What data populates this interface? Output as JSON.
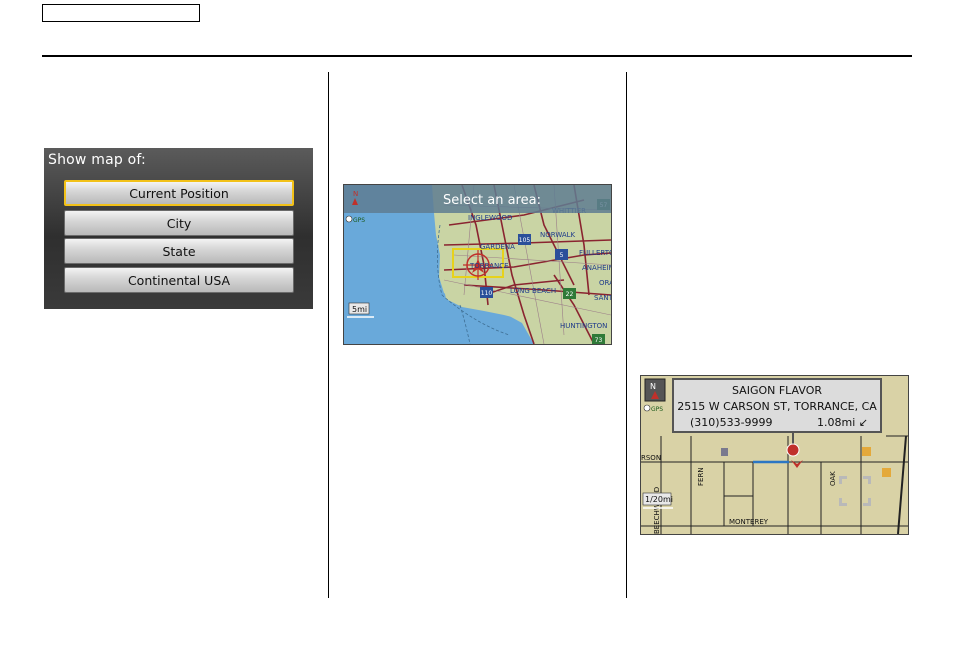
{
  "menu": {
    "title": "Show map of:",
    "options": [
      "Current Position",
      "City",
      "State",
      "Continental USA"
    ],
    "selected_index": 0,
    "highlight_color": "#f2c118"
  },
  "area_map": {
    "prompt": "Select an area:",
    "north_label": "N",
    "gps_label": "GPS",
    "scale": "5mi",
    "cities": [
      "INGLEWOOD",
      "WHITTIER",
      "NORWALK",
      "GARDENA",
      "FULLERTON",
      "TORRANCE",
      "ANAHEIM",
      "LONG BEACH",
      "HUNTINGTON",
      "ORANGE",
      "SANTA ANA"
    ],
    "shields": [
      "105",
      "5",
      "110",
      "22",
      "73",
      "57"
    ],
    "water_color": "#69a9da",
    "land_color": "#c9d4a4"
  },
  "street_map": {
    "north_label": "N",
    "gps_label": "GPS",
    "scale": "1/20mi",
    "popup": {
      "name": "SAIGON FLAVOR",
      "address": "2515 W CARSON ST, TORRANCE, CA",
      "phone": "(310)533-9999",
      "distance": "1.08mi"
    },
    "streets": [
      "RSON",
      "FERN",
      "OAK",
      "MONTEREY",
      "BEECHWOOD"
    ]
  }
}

+===+

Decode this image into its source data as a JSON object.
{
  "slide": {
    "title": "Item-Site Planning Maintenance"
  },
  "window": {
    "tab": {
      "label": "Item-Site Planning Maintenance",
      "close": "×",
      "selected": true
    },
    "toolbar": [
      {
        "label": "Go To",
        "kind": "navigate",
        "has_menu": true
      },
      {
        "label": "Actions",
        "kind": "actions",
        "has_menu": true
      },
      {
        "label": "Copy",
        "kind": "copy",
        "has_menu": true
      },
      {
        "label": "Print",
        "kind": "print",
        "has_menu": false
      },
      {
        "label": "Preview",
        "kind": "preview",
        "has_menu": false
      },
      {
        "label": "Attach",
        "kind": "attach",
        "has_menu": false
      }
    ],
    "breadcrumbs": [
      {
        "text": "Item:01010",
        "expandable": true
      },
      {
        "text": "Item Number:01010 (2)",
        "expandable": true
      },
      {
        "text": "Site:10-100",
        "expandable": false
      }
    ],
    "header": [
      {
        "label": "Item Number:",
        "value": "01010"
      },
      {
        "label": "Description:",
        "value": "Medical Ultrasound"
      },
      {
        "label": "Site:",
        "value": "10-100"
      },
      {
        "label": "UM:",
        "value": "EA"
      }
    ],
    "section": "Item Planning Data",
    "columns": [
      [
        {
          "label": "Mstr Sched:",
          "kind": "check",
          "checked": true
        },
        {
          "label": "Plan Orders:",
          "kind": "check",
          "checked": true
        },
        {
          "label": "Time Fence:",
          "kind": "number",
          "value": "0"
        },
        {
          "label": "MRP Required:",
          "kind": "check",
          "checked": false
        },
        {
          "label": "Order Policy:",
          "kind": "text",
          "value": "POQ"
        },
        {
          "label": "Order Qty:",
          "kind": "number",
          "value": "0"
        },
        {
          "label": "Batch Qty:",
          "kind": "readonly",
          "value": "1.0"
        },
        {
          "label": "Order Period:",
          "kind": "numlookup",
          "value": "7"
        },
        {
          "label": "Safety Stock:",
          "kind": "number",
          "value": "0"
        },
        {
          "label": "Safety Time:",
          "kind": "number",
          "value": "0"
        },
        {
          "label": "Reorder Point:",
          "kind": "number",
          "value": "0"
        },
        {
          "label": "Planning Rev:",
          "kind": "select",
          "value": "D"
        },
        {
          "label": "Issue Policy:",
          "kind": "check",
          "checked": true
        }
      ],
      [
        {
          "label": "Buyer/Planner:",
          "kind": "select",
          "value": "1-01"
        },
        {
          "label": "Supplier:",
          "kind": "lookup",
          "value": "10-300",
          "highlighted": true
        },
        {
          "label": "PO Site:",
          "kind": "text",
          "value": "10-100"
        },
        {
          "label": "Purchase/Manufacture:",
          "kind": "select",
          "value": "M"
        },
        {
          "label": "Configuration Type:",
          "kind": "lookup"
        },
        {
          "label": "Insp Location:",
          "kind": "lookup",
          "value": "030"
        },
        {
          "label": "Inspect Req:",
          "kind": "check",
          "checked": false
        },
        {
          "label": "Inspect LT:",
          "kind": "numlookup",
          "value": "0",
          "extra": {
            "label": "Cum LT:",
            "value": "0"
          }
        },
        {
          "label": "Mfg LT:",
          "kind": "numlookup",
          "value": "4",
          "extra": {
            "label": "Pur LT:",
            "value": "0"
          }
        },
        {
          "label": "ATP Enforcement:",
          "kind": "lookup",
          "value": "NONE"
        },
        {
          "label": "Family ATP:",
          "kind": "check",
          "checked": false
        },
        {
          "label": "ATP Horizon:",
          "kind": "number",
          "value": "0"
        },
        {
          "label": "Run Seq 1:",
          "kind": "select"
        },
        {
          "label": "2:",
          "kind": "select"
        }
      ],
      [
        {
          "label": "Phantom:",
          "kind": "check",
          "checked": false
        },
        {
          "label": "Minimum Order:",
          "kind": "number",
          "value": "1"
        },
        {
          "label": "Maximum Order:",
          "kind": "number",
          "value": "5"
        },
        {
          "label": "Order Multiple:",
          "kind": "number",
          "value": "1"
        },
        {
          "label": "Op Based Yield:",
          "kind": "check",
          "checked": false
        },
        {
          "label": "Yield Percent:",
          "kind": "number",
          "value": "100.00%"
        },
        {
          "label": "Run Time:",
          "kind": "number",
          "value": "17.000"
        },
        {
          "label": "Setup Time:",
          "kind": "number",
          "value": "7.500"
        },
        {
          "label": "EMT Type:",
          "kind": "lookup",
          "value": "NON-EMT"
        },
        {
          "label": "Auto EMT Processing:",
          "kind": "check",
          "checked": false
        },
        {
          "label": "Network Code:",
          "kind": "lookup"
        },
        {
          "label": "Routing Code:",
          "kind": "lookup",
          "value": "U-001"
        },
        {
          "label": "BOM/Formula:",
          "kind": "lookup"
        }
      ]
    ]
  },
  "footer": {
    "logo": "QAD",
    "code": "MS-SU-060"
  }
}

+===+

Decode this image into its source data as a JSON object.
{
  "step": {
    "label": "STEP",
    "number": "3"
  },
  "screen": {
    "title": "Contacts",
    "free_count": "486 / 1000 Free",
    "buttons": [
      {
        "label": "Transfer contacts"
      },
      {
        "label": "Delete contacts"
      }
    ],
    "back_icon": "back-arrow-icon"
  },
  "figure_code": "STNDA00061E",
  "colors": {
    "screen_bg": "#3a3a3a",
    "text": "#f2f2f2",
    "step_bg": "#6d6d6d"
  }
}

+===+

A number is the only answer here: how many lines of the material above contain "Safety"?

Complete response –
2